Dataset records
** begin **
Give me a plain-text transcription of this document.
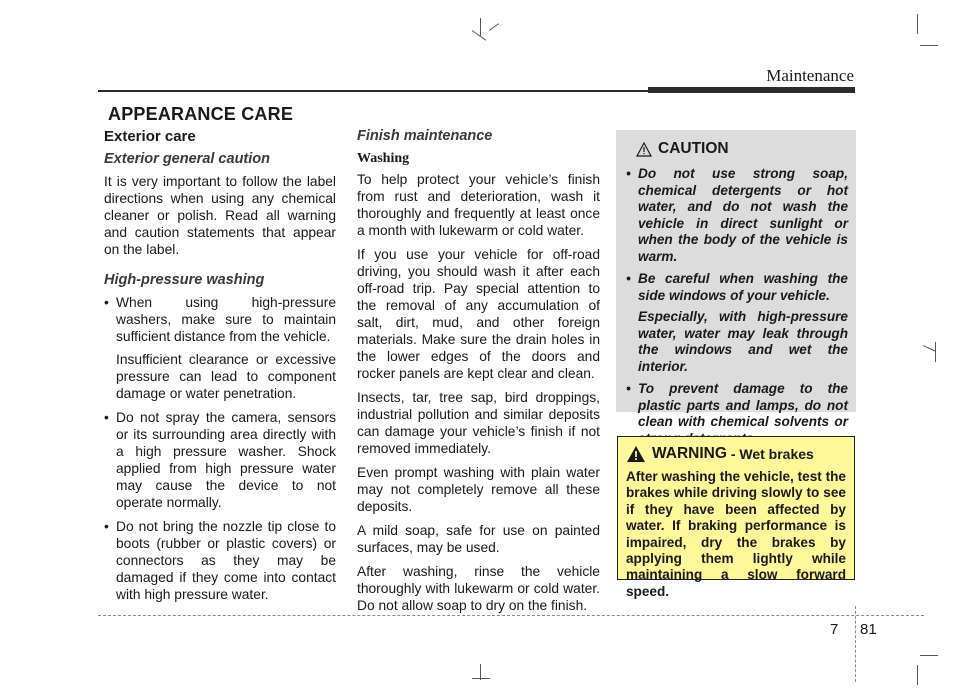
Maintenance
APPEARANCE CARE
Exterior care
Exterior general caution

It is very important to follow the label directions when using any chemical cleaner or polish. Read all warning and caution statements that appear on the label.

High-pressure washing
• When using high-pressure washers, make sure to maintain sufficient distance from the vehicle.
Insufficient clearance or excessive pressure can lead to component damage or water penetration.
• Do not spray the camera, sensors or its surrounding area directly with a high pressure washer. Shock applied from high pressure water may cause the device to not operate normally.
• Do not bring the nozzle tip close to boots (rubber or plastic covers) or connectors as they may be damaged if they come into contact with high pressure water.
Finish maintenance
Washing

To help protect your vehicle’s finish from rust and deterioration, wash it thoroughly and frequently at least once a month with lukewarm or cold water.

If you use your vehicle for off-road driving, you should wash it after each off-road trip. Pay special attention to the removal of any accumulation of salt, dirt, mud, and other foreign materials. Make sure the drain holes in the lower edges of the doors and rocker panels are kept clear and clean.

Insects, tar, tree sap, bird droppings, industrial pollution and similar deposits can damage your vehicle’s finish if not removed immediately.

Even prompt washing with plain water may not completely remove all these deposits.

A mild soap, safe for use on painted surfaces, may be used.

After washing, rinse the vehicle thoroughly with lukewarm or cold water. Do not allow soap to dry on the finish.

CAUTION
• Do not use strong soap, chemical detergents or hot water, and do not wash the vehicle in direct sunlight or when the body of the vehicle is warm.
• Be careful when washing the side windows of your vehicle.
Especially, with high-pressure water, water may leak through the windows and wet the interior.
• To prevent damage to the plastic parts and lamps, do not clean with chemical solvents or
WARNING - Wet brakes
After washing the vehicle, test the brakes while driving slowly to see if they have been affected by water. If braking performance is impaired, dry the brakes by applying them lightly while maintaining a slow forward speed.
7 81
** end **
From the entries above, copy out every line where the string "plain" appears.

Give me a plain-text transcription of this document.
Even prompt washing with plain water may not completely remove all these deposits.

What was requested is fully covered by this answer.